=== DATA SUPPLIED ===

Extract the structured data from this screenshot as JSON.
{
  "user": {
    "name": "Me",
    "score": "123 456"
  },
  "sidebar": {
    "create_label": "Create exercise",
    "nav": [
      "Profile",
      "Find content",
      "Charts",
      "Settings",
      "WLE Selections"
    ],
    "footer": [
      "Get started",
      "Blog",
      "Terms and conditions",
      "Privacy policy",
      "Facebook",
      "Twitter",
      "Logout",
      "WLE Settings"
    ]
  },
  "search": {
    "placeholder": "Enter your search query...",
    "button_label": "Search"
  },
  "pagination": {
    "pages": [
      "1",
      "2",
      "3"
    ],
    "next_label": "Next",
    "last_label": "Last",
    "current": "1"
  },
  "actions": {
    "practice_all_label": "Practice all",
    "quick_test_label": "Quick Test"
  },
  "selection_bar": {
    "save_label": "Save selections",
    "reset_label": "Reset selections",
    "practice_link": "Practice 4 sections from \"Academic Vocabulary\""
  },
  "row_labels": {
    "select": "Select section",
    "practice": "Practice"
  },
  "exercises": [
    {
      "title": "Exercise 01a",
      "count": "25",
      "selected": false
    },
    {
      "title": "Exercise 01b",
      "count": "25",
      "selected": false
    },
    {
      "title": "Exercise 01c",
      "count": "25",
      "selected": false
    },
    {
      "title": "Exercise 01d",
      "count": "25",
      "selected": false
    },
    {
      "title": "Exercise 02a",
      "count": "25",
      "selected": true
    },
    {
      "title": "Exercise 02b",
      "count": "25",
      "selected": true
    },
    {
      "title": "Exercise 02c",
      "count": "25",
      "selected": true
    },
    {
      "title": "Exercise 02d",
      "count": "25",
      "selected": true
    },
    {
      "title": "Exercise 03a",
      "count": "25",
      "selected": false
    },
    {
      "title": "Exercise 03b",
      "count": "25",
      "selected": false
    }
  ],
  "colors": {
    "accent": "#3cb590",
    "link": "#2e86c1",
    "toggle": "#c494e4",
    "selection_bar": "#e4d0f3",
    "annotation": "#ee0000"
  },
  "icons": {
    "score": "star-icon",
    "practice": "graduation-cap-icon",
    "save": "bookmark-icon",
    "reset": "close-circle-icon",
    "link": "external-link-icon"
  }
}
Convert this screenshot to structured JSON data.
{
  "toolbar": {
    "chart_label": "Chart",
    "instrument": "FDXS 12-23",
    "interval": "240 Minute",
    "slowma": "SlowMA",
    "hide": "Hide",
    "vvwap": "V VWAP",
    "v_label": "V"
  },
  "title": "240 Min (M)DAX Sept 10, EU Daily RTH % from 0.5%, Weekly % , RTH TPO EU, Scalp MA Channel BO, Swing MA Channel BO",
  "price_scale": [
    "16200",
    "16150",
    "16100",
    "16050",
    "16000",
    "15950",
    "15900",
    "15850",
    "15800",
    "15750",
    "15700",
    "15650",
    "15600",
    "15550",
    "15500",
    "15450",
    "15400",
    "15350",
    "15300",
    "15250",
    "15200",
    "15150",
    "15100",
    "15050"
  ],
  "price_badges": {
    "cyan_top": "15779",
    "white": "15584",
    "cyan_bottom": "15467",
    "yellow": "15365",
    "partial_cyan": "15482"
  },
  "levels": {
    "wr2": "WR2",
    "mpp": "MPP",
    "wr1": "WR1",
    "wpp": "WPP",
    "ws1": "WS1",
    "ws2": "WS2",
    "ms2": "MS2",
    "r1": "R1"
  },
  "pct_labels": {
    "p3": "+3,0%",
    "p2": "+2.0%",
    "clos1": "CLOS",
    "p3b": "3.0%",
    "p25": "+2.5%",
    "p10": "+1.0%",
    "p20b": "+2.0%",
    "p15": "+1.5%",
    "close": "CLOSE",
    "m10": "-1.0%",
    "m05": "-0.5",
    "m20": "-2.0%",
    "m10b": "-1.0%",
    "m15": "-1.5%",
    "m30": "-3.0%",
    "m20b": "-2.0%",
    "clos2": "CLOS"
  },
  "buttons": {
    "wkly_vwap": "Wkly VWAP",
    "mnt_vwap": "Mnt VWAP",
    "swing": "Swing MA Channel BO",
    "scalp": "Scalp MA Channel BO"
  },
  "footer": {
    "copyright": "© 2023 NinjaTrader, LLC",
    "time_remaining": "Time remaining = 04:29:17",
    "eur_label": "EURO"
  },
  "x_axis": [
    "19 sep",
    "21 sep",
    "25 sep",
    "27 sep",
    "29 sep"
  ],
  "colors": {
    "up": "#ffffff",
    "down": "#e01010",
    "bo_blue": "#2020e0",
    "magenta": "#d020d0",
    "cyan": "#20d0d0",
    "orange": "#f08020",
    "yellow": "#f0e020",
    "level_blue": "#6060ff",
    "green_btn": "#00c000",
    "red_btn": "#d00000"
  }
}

===

## GOAL
Repeat every line of the records above exactly.

## WORKED ANSWER
Extract the structured data from this screenshot as JSON.
{
  "user": {
    "name": "Me",
    "score": "123 456"
  },
  "sidebar": {
    "create_label": "Create exercise",
    "nav": [
      "Profile",
      "Find content",
      "Charts",
      "Settings",
      "WLE Selections"
    ],
    "footer": [
      "Get started",
      "Blog",
      "Terms and conditions",
      "Privacy policy",
      "Facebook",
      "Twitter",
      "Logout",
      "WLE Settings"
    ]
  },
  "search": {
    "placeholder": "Enter your search query...",
    "button_label": "Search"
  },
  "pagination": {
    "pages": [
      "1",
      "2",
      "3"
    ],
    "next_label": "Next",
    "last_label": "Last",
    "current": "1"
  },
  "actions": {
    "practice_all_label": "Practice all",
    "quick_test_label": "Quick Test"
  },
  "selection_bar": {
    "save_label": "Save selections",
    "reset_label": "Reset selections",
    "practice_link": "Practice 4 sections from \"Academic Vocabulary\""
  },
  "row_labels": {
    "select": "Select section",
    "practice": "Practice"
  },
  "exercises": [
    {
      "title": "Exercise 01a",
      "count": "25",
      "selected": false
    },
    {
      "title": "Exercise 01b",
      "count": "25",
      "selected": false
    },
    {
      "title": "Exercise 01c",
      "count": "25",
      "selected": false
    },
    {
      "title": "Exercise 01d",
      "count": "25",
      "selected": false
    },
    {
      "title": "Exercise 02a",
      "count": "25",
      "selected": true
    },
    {
      "title": "Exercise 02b",
      "count": "25",
      "selected": true
    },
    {
      "title": "Exercise 02c",
      "count": "25",
      "selected": true
    },
    {
      "title": "Exercise 02d",
      "count": "25",
      "selected": true
    },
    {
      "title": "Exercise 03a",
      "count": "25",
      "selected": false
    },
    {
      "title": "Exercise 03b",
      "count": "25",
      "selected": false
    }
  ],
  "colors": {
    "accent": "#3cb590",
    "link": "#2e86c1",
    "toggle": "#c494e4",
    "selection_bar": "#e4d0f3",
    "annotation": "#ee0000"
  },
  "icons": {
    "score": "star-icon",
    "practice": "graduation-cap-icon",
    "save": "bookmark-icon",
    "reset": "close-circle-icon",
    "link": "external-link-icon"
  }
}
Convert this screenshot to structured JSON data.
{
  "toolbar": {
    "chart_label": "Chart",
    "instrument": "FDXS 12-23",
    "interval": "240 Minute",
    "slowma": "SlowMA",
    "hide": "Hide",
    "vvwap": "V VWAP",
    "v_label": "V"
  },
  "title": "240 Min (M)DAX Sept 10, EU Daily RTH % from 0.5%, Weekly % , RTH TPO EU, Scalp MA Channel BO, Swing MA Channel BO",
  "price_scale": [
    "16200",
    "16150",
    "16100",
    "16050",
    "16000",
    "15950",
    "15900",
    "15850",
    "15800",
    "15750",
    "15700",
    "15650",
    "15600",
    "15550",
    "15500",
    "15450",
    "15400",
    "15350",
    "15300",
    "15250",
    "15200",
    "15150",
    "15100",
    "15050"
  ],
  "price_badges": {
    "cyan_top": "15779",
    "white": "15584",
    "cyan_bottom": "15467",
    "yellow": "15365",
    "partial_cyan": "15482"
  },
  "levels": {
    "wr2": "WR2",
    "mpp": "MPP",
    "wr1": "WR1",
    "wpp": "WPP",
    "ws1": "WS1",
    "ws2": "WS2",
    "ms2": "MS2",
    "r1": "R1"
  },
  "pct_labels": {
    "p3": "+3,0%",
    "p2": "+2.0%",
    "clos1": "CLOS",
    "p3b": "3.0%",
    "p25": "+2.5%",
    "p10": "+1.0%",
    "p20b": "+2.0%",
    "p15": "+1.5%",
    "close": "CLOSE",
    "m10": "-1.0%",
    "m05": "-0.5",
    "m20": "-2.0%",
    "m10b": "-1.0%",
    "m15": "-1.5%",
    "m30": "-3.0%",
    "m20b": "-2.0%",
    "clos2": "CLOS"
  },
  "buttons": {
    "wkly_vwap": "Wkly VWAP",
    "mnt_vwap": "Mnt VWAP",
    "swing": "Swing MA Channel BO",
    "scalp": "Scalp MA Channel BO"
  },
  "footer": {
    "copyright": "© 2023 NinjaTrader, LLC",
    "time_remaining": "Time remaining = 04:29:17",
    "eur_label": "EURO"
  },
  "x_axis": [
    "19 sep",
    "21 sep",
    "25 sep",
    "27 sep",
    "29 sep"
  ],
  "colors": {
    "up": "#ffffff",
    "down": "#e01010",
    "bo_blue": "#2020e0",
    "magenta": "#d020d0",
    "cyan": "#20d0d0",
    "orange": "#f08020",
    "yellow": "#f0e020",
    "level_blue": "#6060ff",
    "green_btn": "#00c000",
    "red_btn": "#d00000"
  }
}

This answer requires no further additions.